[Excerpt from a dataset]
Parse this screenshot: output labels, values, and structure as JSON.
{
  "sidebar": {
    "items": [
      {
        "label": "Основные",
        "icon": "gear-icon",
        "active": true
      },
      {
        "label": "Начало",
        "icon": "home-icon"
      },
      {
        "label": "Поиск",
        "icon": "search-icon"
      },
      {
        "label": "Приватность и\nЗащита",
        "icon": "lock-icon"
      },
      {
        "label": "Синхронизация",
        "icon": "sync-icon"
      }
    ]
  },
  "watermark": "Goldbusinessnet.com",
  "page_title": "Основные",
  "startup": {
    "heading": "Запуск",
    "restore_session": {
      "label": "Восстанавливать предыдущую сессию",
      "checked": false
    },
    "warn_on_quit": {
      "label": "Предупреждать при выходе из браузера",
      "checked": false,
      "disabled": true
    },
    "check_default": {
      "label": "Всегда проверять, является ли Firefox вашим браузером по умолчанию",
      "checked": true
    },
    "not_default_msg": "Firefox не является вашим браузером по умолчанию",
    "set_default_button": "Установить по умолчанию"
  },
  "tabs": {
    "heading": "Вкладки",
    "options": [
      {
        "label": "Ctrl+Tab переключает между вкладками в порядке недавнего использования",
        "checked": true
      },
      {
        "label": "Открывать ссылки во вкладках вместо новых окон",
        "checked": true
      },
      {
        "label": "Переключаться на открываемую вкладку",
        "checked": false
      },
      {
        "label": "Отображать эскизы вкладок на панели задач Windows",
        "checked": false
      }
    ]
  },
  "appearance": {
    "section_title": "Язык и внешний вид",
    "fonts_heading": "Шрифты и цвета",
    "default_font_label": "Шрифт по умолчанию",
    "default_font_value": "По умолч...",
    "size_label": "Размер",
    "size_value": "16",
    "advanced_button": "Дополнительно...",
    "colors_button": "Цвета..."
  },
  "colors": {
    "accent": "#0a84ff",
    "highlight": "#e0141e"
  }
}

> **Given problem**:
The lines to collect are those holding the string "icon"; copy them all.

> **Expected answer**:
        "icon": "gear-icon",
        "icon": "home-icon"
        "icon": "search-icon"
        "icon": "lock-icon"
        "icon": "sync-icon"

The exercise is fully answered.